-- Required work --
The records that follow are to be repeated without alteration.
+++
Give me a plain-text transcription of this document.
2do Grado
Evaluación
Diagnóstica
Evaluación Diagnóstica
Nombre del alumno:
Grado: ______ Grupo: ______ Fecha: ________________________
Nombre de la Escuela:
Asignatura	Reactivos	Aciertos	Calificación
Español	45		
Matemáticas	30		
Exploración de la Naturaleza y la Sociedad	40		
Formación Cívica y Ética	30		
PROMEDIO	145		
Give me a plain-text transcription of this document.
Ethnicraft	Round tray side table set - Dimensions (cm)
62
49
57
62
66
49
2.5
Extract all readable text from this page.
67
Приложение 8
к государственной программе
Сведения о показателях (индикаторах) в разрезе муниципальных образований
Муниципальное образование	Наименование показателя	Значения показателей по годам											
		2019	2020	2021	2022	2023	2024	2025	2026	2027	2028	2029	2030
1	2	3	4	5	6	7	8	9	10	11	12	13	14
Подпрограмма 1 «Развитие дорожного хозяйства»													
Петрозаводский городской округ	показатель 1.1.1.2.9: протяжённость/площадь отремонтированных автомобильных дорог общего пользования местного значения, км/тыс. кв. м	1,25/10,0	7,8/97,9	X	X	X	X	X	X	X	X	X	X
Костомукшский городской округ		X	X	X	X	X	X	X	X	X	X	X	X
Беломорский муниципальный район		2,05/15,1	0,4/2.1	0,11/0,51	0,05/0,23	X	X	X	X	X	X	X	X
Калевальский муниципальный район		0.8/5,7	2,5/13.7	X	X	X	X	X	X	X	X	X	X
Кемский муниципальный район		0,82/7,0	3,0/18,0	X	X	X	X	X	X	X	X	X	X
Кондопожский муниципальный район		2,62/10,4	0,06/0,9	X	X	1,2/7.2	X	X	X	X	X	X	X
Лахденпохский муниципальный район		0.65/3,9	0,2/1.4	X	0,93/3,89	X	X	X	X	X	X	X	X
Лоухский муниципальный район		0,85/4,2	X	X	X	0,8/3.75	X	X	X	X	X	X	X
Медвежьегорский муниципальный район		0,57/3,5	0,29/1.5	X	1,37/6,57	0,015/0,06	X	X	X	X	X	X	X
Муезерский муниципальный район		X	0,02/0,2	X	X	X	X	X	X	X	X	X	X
+++
-- Expected answer --
Give me a plain-text transcription of this document.
2do Grado
Evaluación
Diagnóstica
Evaluación Diagnóstica
Nombre del alumno:
Grado: ______ Grupo: ______ Fecha: ________________________
Nombre de la Escuela:
Asignatura	Reactivos	Aciertos	Calificación
Español	45		
Matemáticas	30		
Exploración de la Naturaleza y la Sociedad	40		
Formación Cívica y Ética	30		
PROMEDIO	145		
Give me a plain-text transcription of this document.
Ethnicraft	Round tray side table set - Dimensions (cm)
62
49
57
62
66
49
2.5
Extract all readable text from this page.
67
Приложение 8
к государственной программе
Сведения о показателях (индикаторах) в разрезе муниципальных образований
Муниципальное образование	Наименование показателя	Значения показателей по годам											
		2019	2020	2021	2022	2023	2024	2025	2026	2027	2028	2029	2030
1	2	3	4	5	6	7	8	9	10	11	12	13	14
Подпрограмма 1 «Развитие дорожного хозяйства»													
Петрозаводский городской округ	показатель 1.1.1.2.9: протяжённость/площадь отремонтированных автомобильных дорог общего пользования местного значения, км/тыс. кв. м	1,25/10,0	7,8/97,9	X	X	X	X	X	X	X	X	X	X
Костомукшский городской округ		X	X	X	X	X	X	X	X	X	X	X	X
Беломорский муниципальный район		2,05/15,1	0,4/2.1	0,11/0,51	0,05/0,23	X	X	X	X	X	X	X	X
Калевальский муниципальный район		0.8/5,7	2,5/13.7	X	X	X	X	X	X	X	X	X	X
Кемский муниципальный район		0,82/7,0	3,0/18,0	X	X	X	X	X	X	X	X	X	X
Кондопожский муниципальный район		2,62/10,4	0,06/0,9	X	X	1,2/7.2	X	X	X	X	X	X	X
Лахденпохский муниципальный район		0.65/3,9	0,2/1.4	X	0,93/3,89	X	X	X	X	X	X	X	X
Лоухский муниципальный район		0,85/4,2	X	X	X	0,8/3.75	X	X	X	X	X	X	X
Медвежьегорский муниципальный район		0,57/3,5	0,29/1.5	X	1,37/6,57	0,015/0,06	X	X	X	X	X	X	X
Муезерский муниципальный район		X	0,02/0,2	X	X	X	X	X	X	X	X	X	X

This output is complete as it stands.